[Extracted information start]

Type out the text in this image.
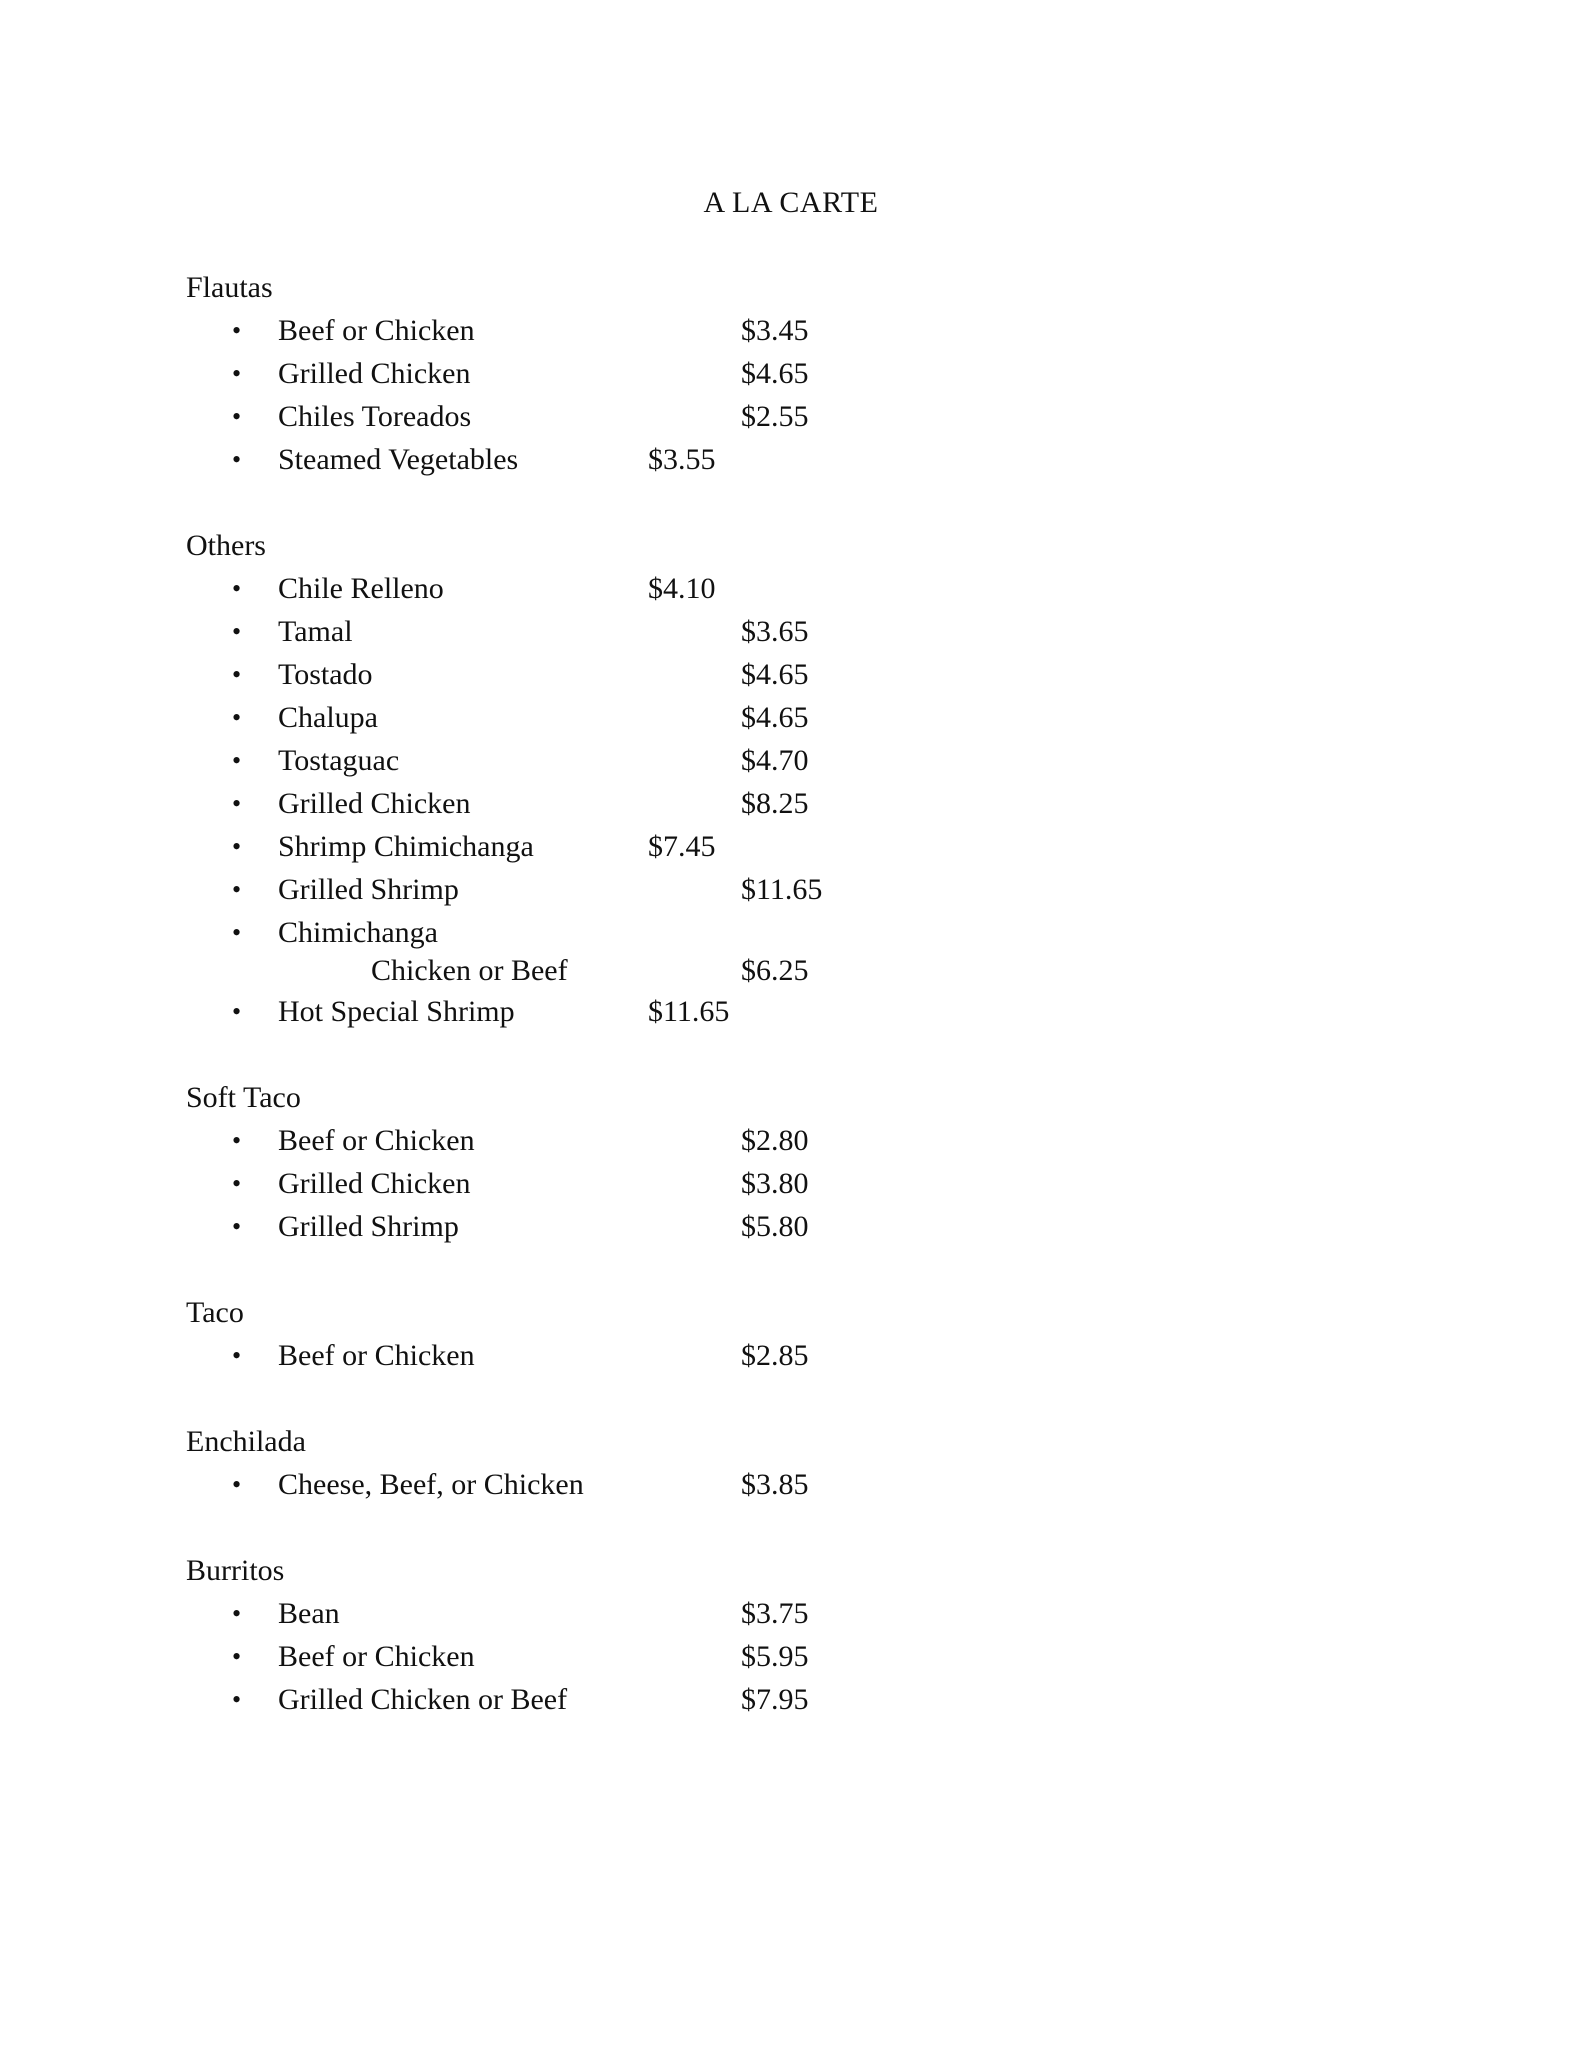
A LA CARTE
Flautas
• Beef or Chicken	$3.45
• Grilled Chicken	$4.65
• Chiles Toreados	$2.55
• Steamed Vegetables	$3.55
Others
• Chile Relleno	$4.10
• Tamal	$3.65
• Tostado	$4.65
• Chalupa	$4.65
• Tostaguac	$4.70
• Grilled Chicken	$8.25
• Shrimp Chimichanga	$7.45
• Grilled Shrimp	$11.65
• Chimichanga
Chicken or Beef	$6.25
• Hot Special Shrimp	$11.65
Soft Taco
• Beef or Chicken	$2.80
• Grilled Chicken	$3.80
• Grilled Shrimp	$5.80
Taco
• Beef or Chicken	$2.85
Enchilada
• Cheese, Beef, or Chicken	$3.85
Burritos
• Bean	$3.75
• Beef or Chicken	$5.95
• Grilled Chicken or Beef	$7.95
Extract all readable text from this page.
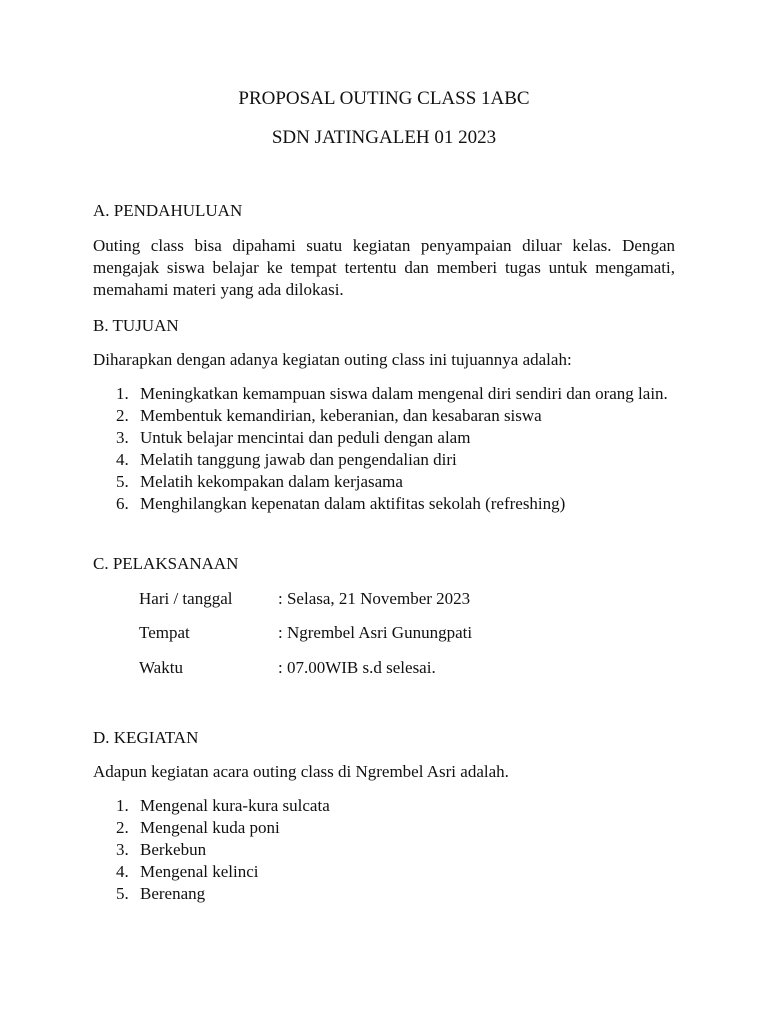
PROPOSAL OUTING CLASS 1ABC
SDN JATINGALEH 01 2023
A. PENDAHULUAN
Outing class bisa dipahami suatu kegiatan penyampaian diluar kelas. Dengan mengajak siswa belajar ke tempat tertentu dan memberi tugas untuk mengamati, memahami materi yang ada dilokasi.
B. TUJUAN
Diharapkan dengan adanya kegiatan outing class ini tujuannya adalah:
1. Meningkatkan kemampuan siswa dalam mengenal diri sendiri dan orang lain.
2. Membentuk kemandirian, keberanian, dan kesabaran siswa
3. Untuk belajar mencintai dan peduli dengan alam
4. Melatih tanggung jawab dan pengendalian diri
5. Melatih kekompakan dalam kerjasama
6. Menghilangkan kepenatan dalam aktifitas sekolah (refreshing)
C. PELAKSANAAN
Hari / tanggal	: Selasa, 21 November 2023
Tempat	: Ngrembel Asri Gunungpati
Waktu	: 07.00WIB s.d selesai.
D. KEGIATAN
Adapun kegiatan acara outing class di Ngrembel Asri adalah.
1. Mengenal kura-kura sulcata
2. Mengenal kuda poni
3. Berkebun
4. Mengenal kelinci
5. Berenang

[Extracted information end]

Within the listing above, copy each line that has the string "Asri".

Tempat	: Ngrembel Asri Gunungpati
Adapun kegiatan acara outing class di Ngrembel Asri adalah.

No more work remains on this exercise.